Supplied data
§ §

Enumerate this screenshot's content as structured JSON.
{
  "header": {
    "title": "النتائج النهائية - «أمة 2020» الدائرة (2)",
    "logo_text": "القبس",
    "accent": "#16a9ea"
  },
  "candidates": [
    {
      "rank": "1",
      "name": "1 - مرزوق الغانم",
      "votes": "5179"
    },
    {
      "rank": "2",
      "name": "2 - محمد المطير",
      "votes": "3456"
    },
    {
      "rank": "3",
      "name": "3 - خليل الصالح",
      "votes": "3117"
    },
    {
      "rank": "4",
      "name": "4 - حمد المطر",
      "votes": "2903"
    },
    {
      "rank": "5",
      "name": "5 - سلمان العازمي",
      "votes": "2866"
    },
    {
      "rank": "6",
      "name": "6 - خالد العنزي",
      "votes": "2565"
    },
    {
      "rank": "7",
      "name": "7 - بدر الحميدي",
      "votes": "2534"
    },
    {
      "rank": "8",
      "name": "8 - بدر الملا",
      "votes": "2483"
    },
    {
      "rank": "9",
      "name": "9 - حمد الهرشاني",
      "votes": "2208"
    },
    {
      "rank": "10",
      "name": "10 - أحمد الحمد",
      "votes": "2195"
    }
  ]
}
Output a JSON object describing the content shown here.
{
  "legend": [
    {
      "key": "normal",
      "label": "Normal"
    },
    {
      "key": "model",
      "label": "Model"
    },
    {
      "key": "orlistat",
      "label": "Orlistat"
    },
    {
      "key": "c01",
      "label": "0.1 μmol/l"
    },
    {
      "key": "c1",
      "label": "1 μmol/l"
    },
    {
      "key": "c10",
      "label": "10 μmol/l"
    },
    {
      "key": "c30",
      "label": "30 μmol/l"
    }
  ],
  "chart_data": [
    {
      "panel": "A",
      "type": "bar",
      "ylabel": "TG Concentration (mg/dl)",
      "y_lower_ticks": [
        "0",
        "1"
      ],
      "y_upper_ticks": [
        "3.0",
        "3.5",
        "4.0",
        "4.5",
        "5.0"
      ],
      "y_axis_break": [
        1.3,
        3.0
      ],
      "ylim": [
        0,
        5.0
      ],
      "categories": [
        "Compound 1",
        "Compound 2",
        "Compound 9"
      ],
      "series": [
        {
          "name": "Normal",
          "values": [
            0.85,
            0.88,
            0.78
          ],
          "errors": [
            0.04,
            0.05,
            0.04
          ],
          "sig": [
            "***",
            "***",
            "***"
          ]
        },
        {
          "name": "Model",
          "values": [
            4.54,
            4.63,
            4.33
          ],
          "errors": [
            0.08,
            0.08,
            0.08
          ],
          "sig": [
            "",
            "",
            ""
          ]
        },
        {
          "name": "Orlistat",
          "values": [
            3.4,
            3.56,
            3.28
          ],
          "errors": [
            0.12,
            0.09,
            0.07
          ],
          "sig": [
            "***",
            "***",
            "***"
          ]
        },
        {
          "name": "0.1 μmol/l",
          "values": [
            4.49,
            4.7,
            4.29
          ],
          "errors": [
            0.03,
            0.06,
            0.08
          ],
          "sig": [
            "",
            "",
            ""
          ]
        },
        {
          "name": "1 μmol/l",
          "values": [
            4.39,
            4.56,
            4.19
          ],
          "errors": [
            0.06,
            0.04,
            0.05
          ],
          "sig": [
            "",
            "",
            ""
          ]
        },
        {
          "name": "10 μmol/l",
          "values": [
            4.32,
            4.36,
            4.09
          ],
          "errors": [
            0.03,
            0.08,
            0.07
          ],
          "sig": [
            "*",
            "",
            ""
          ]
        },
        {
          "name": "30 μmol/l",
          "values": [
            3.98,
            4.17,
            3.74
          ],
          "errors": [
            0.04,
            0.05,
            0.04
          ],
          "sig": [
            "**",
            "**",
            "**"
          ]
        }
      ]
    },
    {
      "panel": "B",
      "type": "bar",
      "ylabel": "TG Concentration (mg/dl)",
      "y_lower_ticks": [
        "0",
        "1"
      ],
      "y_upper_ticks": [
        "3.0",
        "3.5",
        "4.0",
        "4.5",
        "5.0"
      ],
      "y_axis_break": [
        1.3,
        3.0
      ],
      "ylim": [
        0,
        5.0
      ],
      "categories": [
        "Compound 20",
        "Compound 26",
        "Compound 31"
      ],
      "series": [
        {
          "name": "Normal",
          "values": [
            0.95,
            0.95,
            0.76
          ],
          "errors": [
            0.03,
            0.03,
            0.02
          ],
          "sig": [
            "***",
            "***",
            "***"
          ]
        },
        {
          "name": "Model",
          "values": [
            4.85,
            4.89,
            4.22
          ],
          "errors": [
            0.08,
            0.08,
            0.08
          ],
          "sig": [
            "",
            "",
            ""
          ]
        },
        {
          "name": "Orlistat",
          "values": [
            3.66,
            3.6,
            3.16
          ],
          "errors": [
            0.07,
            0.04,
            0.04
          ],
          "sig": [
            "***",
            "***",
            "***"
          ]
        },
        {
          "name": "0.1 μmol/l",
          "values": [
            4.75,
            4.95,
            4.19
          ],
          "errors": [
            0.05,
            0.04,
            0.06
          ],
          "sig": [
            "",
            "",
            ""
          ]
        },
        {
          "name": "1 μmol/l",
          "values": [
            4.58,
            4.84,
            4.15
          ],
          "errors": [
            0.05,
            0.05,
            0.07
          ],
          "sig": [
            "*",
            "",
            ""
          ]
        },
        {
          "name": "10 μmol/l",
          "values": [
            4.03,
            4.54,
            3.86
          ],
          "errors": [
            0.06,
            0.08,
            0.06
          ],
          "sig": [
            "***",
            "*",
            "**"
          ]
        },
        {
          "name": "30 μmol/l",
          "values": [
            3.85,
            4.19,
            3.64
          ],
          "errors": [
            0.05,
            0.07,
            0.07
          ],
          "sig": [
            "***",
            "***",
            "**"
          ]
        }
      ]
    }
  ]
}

§ §

Exercise
Take the entries and copy them out exactly.

Worked answer
Enumerate this screenshot's content as structured JSON.
{
  "header": {
    "title": "النتائج النهائية - «أمة 2020» الدائرة (2)",
    "logo_text": "القبس",
    "accent": "#16a9ea"
  },
  "candidates": [
    {
      "rank": "1",
      "name": "1 - مرزوق الغانم",
      "votes": "5179"
    },
    {
      "rank": "2",
      "name": "2 - محمد المطير",
      "votes": "3456"
    },
    {
      "rank": "3",
      "name": "3 - خليل الصالح",
      "votes": "3117"
    },
    {
      "rank": "4",
      "name": "4 - حمد المطر",
      "votes": "2903"
    },
    {
      "rank": "5",
      "name": "5 - سلمان العازمي",
      "votes": "2866"
    },
    {
      "rank": "6",
      "name": "6 - خالد العنزي",
      "votes": "2565"
    },
    {
      "rank": "7",
      "name": "7 - بدر الحميدي",
      "votes": "2534"
    },
    {
      "rank": "8",
      "name": "8 - بدر الملا",
      "votes": "2483"
    },
    {
      "rank": "9",
      "name": "9 - حمد الهرشاني",
      "votes": "2208"
    },
    {
      "rank": "10",
      "name": "10 - أحمد الحمد",
      "votes": "2195"
    }
  ]
}
Output a JSON object describing the content shown here.
{
  "legend": [
    {
      "key": "normal",
      "label": "Normal"
    },
    {
      "key": "model",
      "label": "Model"
    },
    {
      "key": "orlistat",
      "label": "Orlistat"
    },
    {
      "key": "c01",
      "label": "0.1 μmol/l"
    },
    {
      "key": "c1",
      "label": "1 μmol/l"
    },
    {
      "key": "c10",
      "label": "10 μmol/l"
    },
    {
      "key": "c30",
      "label": "30 μmol/l"
    }
  ],
  "chart_data": [
    {
      "panel": "A",
      "type": "bar",
      "ylabel": "TG Concentration (mg/dl)",
      "y_lower_ticks": [
        "0",
        "1"
      ],
      "y_upper_ticks": [
        "3.0",
        "3.5",
        "4.0",
        "4.5",
        "5.0"
      ],
      "y_axis_break": [
        1.3,
        3.0
      ],
      "ylim": [
        0,
        5.0
      ],
      "categories": [
        "Compound 1",
        "Compound 2",
        "Compound 9"
      ],
      "series": [
        {
          "name": "Normal",
          "values": [
            0.85,
            0.88,
            0.78
          ],
          "errors": [
            0.04,
            0.05,
            0.04
          ],
          "sig": [
            "***",
            "***",
            "***"
          ]
        },
        {
          "name": "Model",
          "values": [
            4.54,
            4.63,
            4.33
          ],
          "errors": [
            0.08,
            0.08,
            0.08
          ],
          "sig": [
            "",
            "",
            ""
          ]
        },
        {
          "name": "Orlistat",
          "values": [
            3.4,
            3.56,
            3.28
          ],
          "errors": [
            0.12,
            0.09,
            0.07
          ],
          "sig": [
            "***",
            "***",
            "***"
          ]
        },
        {
          "name": "0.1 μmol/l",
          "values": [
            4.49,
            4.7,
            4.29
          ],
          "errors": [
            0.03,
            0.06,
            0.08
          ],
          "sig": [
            "",
            "",
            ""
          ]
        },
        {
          "name": "1 μmol/l",
          "values": [
            4.39,
            4.56,
            4.19
          ],
          "errors": [
            0.06,
            0.04,
            0.05
          ],
          "sig": [
            "",
            "",
            ""
          ]
        },
        {
          "name": "10 μmol/l",
          "values": [
            4.32,
            4.36,
            4.09
          ],
          "errors": [
            0.03,
            0.08,
            0.07
          ],
          "sig": [
            "*",
            "",
            ""
          ]
        },
        {
          "name": "30 μmol/l",
          "values": [
            3.98,
            4.17,
            3.74
          ],
          "errors": [
            0.04,
            0.05,
            0.04
          ],
          "sig": [
            "**",
            "**",
            "**"
          ]
        }
      ]
    },
    {
      "panel": "B",
      "type": "bar",
      "ylabel": "TG Concentration (mg/dl)",
      "y_lower_ticks": [
        "0",
        "1"
      ],
      "y_upper_ticks": [
        "3.0",
        "3.5",
        "4.0",
        "4.5",
        "5.0"
      ],
      "y_axis_break": [
        1.3,
        3.0
      ],
      "ylim": [
        0,
        5.0
      ],
      "categories": [
        "Compound 20",
        "Compound 26",
        "Compound 31"
      ],
      "series": [
        {
          "name": "Normal",
          "values": [
            0.95,
            0.95,
            0.76
          ],
          "errors": [
            0.03,
            0.03,
            0.02
          ],
          "sig": [
            "***",
            "***",
            "***"
          ]
        },
        {
          "name": "Model",
          "values": [
            4.85,
            4.89,
            4.22
          ],
          "errors": [
            0.08,
            0.08,
            0.08
          ],
          "sig": [
            "",
            "",
            ""
          ]
        },
        {
          "name": "Orlistat",
          "values": [
            3.66,
            3.6,
            3.16
          ],
          "errors": [
            0.07,
            0.04,
            0.04
          ],
          "sig": [
            "***",
            "***",
            "***"
          ]
        },
        {
          "name": "0.1 μmol/l",
          "values": [
            4.75,
            4.95,
            4.19
          ],
          "errors": [
            0.05,
            0.04,
            0.06
          ],
          "sig": [
            "",
            "",
            ""
          ]
        },
        {
          "name": "1 μmol/l",
          "values": [
            4.58,
            4.84,
            4.15
          ],
          "errors": [
            0.05,
            0.05,
            0.07
          ],
          "sig": [
            "*",
            "",
            ""
          ]
        },
        {
          "name": "10 μmol/l",
          "values": [
            4.03,
            4.54,
            3.86
          ],
          "errors": [
            0.06,
            0.08,
            0.06
          ],
          "sig": [
            "***",
            "*",
            "**"
          ]
        },
        {
          "name": "30 μmol/l",
          "values": [
            3.85,
            4.19,
            3.64
          ],
          "errors": [
            0.05,
            0.07,
            0.07
          ],
          "sig": [
            "***",
            "***",
            "**"
          ]
        }
      ]
    }
  ]
}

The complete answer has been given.